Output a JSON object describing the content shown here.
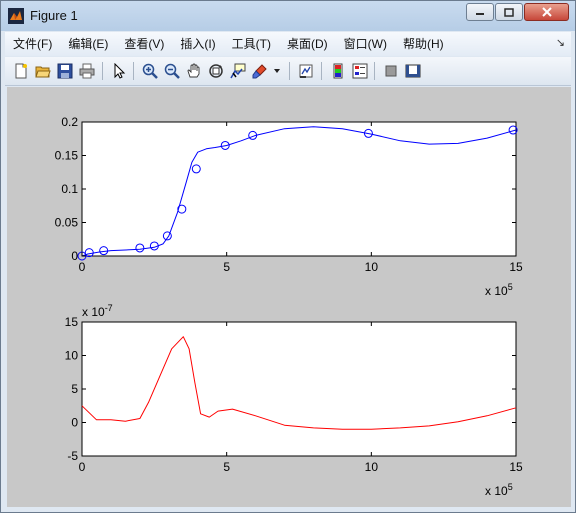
{
  "window": {
    "title": "Figure 1",
    "controls": {
      "minimize": "minimize",
      "maximize": "maximize",
      "close": "close"
    }
  },
  "menubar": {
    "items": [
      "文件(F)",
      "编辑(E)",
      "查看(V)",
      "插入(I)",
      "工具(T)",
      "桌面(D)",
      "窗口(W)",
      "帮助(H)"
    ],
    "dock_glyph": "↘"
  },
  "toolbar": {
    "icons": [
      "new-figure-icon",
      "open-file-icon",
      "save-icon",
      "print-icon",
      "arrow-cursor-icon",
      "zoom-in-icon",
      "zoom-out-icon",
      "pan-hand-icon",
      "rotate-3d-icon",
      "data-cursor-icon",
      "brush-icon",
      "brush-dropdown-icon",
      "link-plot-icon",
      "colorbar-icon",
      "legend-icon",
      "hide-plot-tools-icon",
      "show-plot-tools-icon"
    ]
  },
  "colors": {
    "series1": "#0000ff",
    "series2": "#ff0000",
    "axes_bg": "#ffffff",
    "figure_bg": "#c8c8c8"
  },
  "chart_data": [
    {
      "type": "line",
      "xlim": [
        0,
        1500000
      ],
      "ylim": [
        0,
        0.2
      ],
      "xtick_labels": [
        "0",
        "5",
        "10",
        "15"
      ],
      "ytick_labels": [
        "0",
        "0.05",
        "0.1",
        "0.15",
        "0.2"
      ],
      "x_exponent_label": "x 10",
      "x_exponent_power": "5",
      "grid": false,
      "series": [
        {
          "color": "#0000ff",
          "style": "line",
          "x": [
            0,
            20000,
            60000,
            100000,
            150000,
            200000,
            250000,
            280000,
            300000,
            330000,
            360000,
            380000,
            400000,
            430000,
            460000,
            500000,
            550000,
            600000,
            700000,
            800000,
            900000,
            1000000,
            1100000,
            1200000,
            1300000,
            1400000,
            1500000
          ],
          "y": [
            0,
            0.003,
            0.006,
            0.008,
            0.009,
            0.01,
            0.013,
            0.018,
            0.03,
            0.065,
            0.11,
            0.14,
            0.155,
            0.16,
            0.162,
            0.165,
            0.172,
            0.18,
            0.19,
            0.193,
            0.19,
            0.182,
            0.172,
            0.167,
            0.168,
            0.176,
            0.188
          ]
        },
        {
          "color": "#0000ff",
          "style": "markers",
          "marker": "o",
          "x": [
            0,
            25000,
            75000,
            200000,
            250000,
            295000,
            345000,
            395000,
            495000,
            590000,
            990000,
            1490000
          ],
          "y": [
            0,
            0.005,
            0.008,
            0.012,
            0.015,
            0.03,
            0.07,
            0.13,
            0.165,
            0.18,
            0.183,
            0.188
          ]
        }
      ]
    },
    {
      "type": "line",
      "xlim": [
        0,
        1500000
      ],
      "ylim": [
        -5e-07,
        1.5e-06
      ],
      "xtick_labels": [
        "0",
        "5",
        "10",
        "15"
      ],
      "ytick_labels": [
        "-5",
        "0",
        "5",
        "10",
        "15"
      ],
      "x_exponent_label": "x 10",
      "x_exponent_power": "5",
      "y_exponent_label": "x 10",
      "y_exponent_power": "-7",
      "grid": false,
      "series": [
        {
          "color": "#ff0000",
          "style": "line",
          "x": [
            0,
            50000,
            100000,
            150000,
            200000,
            230000,
            270000,
            310000,
            350000,
            370000,
            390000,
            410000,
            440000,
            470000,
            520000,
            600000,
            700000,
            800000,
            900000,
            1000000,
            1100000,
            1200000,
            1300000,
            1400000,
            1500000
          ],
          "y": [
            2.5e-07,
            4e-08,
            4e-08,
            2e-08,
            6e-08,
            3e-07,
            7e-07,
            1.1e-06,
            1.28e-06,
            1.1e-06,
            6e-07,
            1.3e-07,
            8e-08,
            1.7e-07,
            2e-07,
            1e-07,
            -4e-08,
            -8e-08,
            -1e-07,
            -1e-07,
            -8e-08,
            -5e-08,
            1e-08,
            1e-07,
            2.2e-07
          ]
        }
      ]
    }
  ]
}
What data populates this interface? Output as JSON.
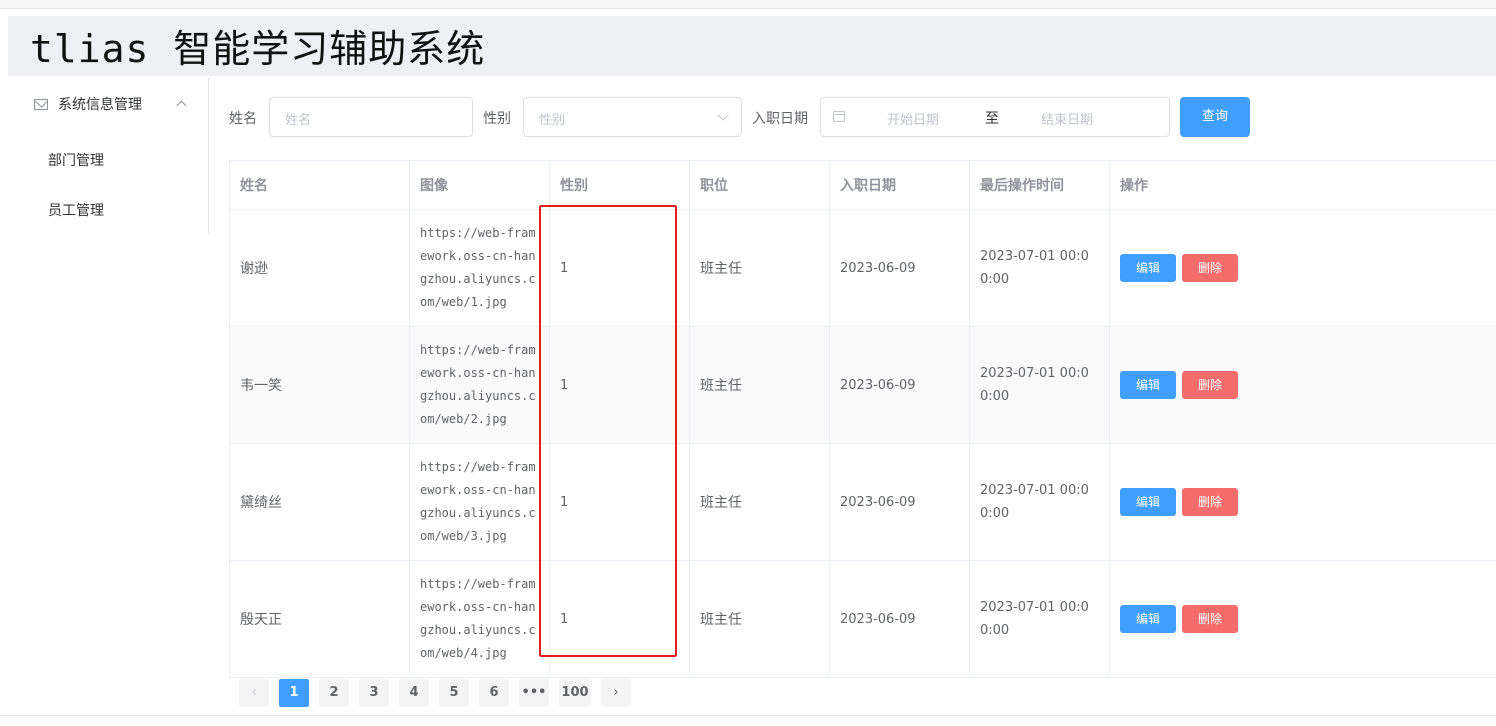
{
  "app": {
    "title": "tlias 智能学习辅助系统"
  },
  "sidebar": {
    "group_label": "系统信息管理",
    "items": [
      {
        "label": "部门管理"
      },
      {
        "label": "员工管理"
      }
    ]
  },
  "filters": {
    "name_label": "姓名",
    "name_placeholder": "姓名",
    "gender_label": "性别",
    "gender_placeholder": "性别",
    "date_label": "入职日期",
    "start_placeholder": "开始日期",
    "range_separator": "至",
    "end_placeholder": "结束日期",
    "query_label": "查询"
  },
  "table": {
    "columns": [
      "姓名",
      "图像",
      "性别",
      "职位",
      "入职日期",
      "最后操作时间",
      "操作"
    ],
    "rows": [
      {
        "name": "谢逊",
        "image": "https://web-framework.oss-cn-hangzhou.aliyuncs.com/web/1.jpg",
        "gender": "1",
        "job": "班主任",
        "entrydate": "2023-06-09",
        "update_time": "2023-07-01 00:00:00"
      },
      {
        "name": "韦一笑",
        "image": "https://web-framework.oss-cn-hangzhou.aliyuncs.com/web/2.jpg",
        "gender": "1",
        "job": "班主任",
        "entrydate": "2023-06-09",
        "update_time": "2023-07-01 00:00:00"
      },
      {
        "name": "黛绮丝",
        "image": "https://web-framework.oss-cn-hangzhou.aliyuncs.com/web/3.jpg",
        "gender": "1",
        "job": "班主任",
        "entrydate": "2023-06-09",
        "update_time": "2023-07-01 00:00:00"
      },
      {
        "name": "殷天正",
        "image": "https://web-framework.oss-cn-hangzhou.aliyuncs.com/web/4.jpg",
        "gender": "1",
        "job": "班主任",
        "entrydate": "2023-06-09",
        "update_time": "2023-07-01 00:00:00"
      }
    ],
    "edit_label": "编辑",
    "delete_label": "删除"
  },
  "pagination": {
    "pages": [
      "1",
      "2",
      "3",
      "4",
      "5",
      "6",
      "•••",
      "100"
    ],
    "current": "1",
    "prev_icon": "chevron-left-icon",
    "next_icon": "chevron-right-icon"
  },
  "colors": {
    "primary": "#409eff",
    "danger": "#f56c6c",
    "highlight": "#e02020"
  }
}
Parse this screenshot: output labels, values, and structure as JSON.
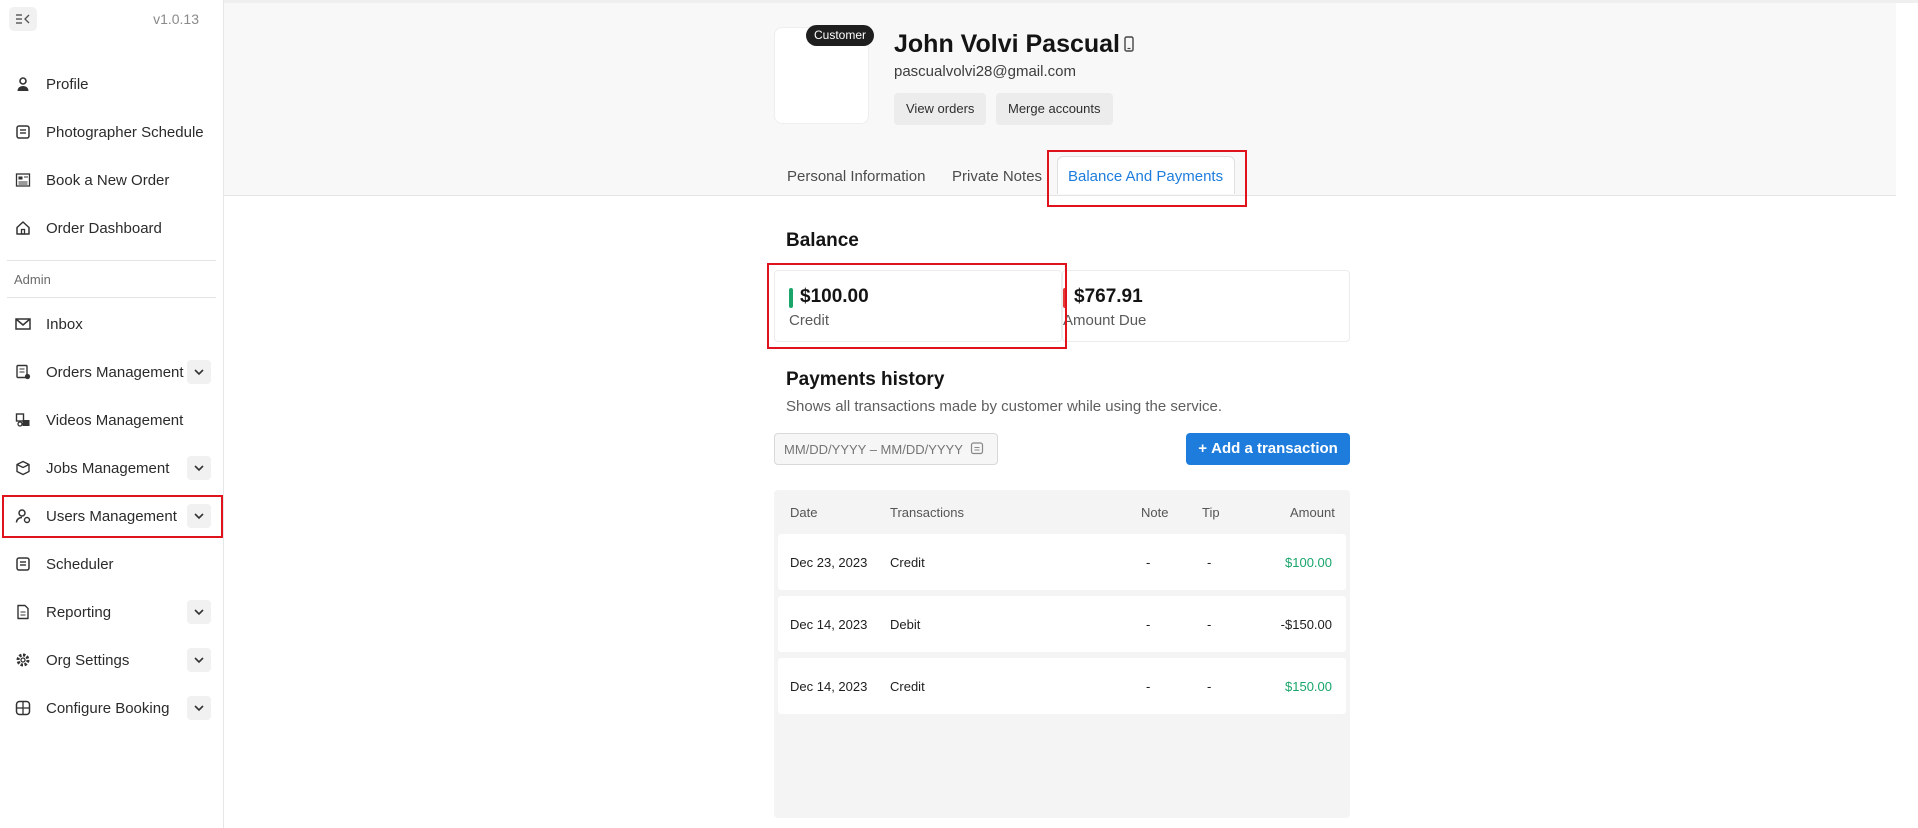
{
  "app": {
    "version": "v1.0.13"
  },
  "sidebar": {
    "items_top": [
      {
        "label": "Profile",
        "icon": "person-icon"
      },
      {
        "label": "Photographer Schedule",
        "icon": "calendar-list-icon"
      },
      {
        "label": "Book a New Order",
        "icon": "order-form-icon"
      },
      {
        "label": "Order Dashboard",
        "icon": "home-icon"
      }
    ],
    "section_label": "Admin",
    "items_admin": [
      {
        "label": "Inbox",
        "icon": "mail-icon"
      },
      {
        "label": "Orders Management",
        "icon": "orders-icon"
      },
      {
        "label": "Videos Management",
        "icon": "video-icon"
      },
      {
        "label": "Jobs Management",
        "icon": "box-icon"
      },
      {
        "label": "Users Management",
        "icon": "users-icon"
      },
      {
        "label": "Scheduler",
        "icon": "scheduler-icon"
      },
      {
        "label": "Reporting",
        "icon": "report-icon"
      },
      {
        "label": "Org Settings",
        "icon": "gear-icon"
      },
      {
        "label": "Configure Booking",
        "icon": "grid-icon"
      }
    ]
  },
  "profile": {
    "badge": "Customer",
    "name": "John Volvi Pascual",
    "email": "pascualvolvi28@gmail.com",
    "view_orders": "View orders",
    "merge_accounts": "Merge accounts"
  },
  "tabs": [
    "Personal Information",
    "Private Notes",
    "Balance And Payments"
  ],
  "balance": {
    "title": "Balance",
    "credit_amount": "$100.00",
    "credit_label": "Credit",
    "due_amount": "$767.91",
    "due_label": "Amount Due",
    "credit_color": "#1aa56b",
    "due_color": "#e53935"
  },
  "payments": {
    "title": "Payments history",
    "subtitle": "Shows all transactions made by customer while using the service.",
    "date_placeholder": "MM/DD/YYYY – MM/DD/YYYY",
    "add_button": "Add a transaction",
    "columns": [
      "Date",
      "Transactions",
      "Note",
      "Tip",
      "Amount"
    ],
    "rows": [
      {
        "date": "Dec 23, 2023",
        "type": "Credit",
        "note": "-",
        "tip": "-",
        "amount": "$100.00"
      },
      {
        "date": "Dec 14, 2023",
        "type": "Debit",
        "note": "-",
        "tip": "-",
        "amount": "-$150.00"
      },
      {
        "date": "Dec 14, 2023",
        "type": "Credit",
        "note": "-",
        "tip": "-",
        "amount": "$150.00"
      }
    ]
  }
}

════

Of the lines in the records, how many contain the word "hangzhou"? Answer with the number and nothing else.

- [Result of the task] 4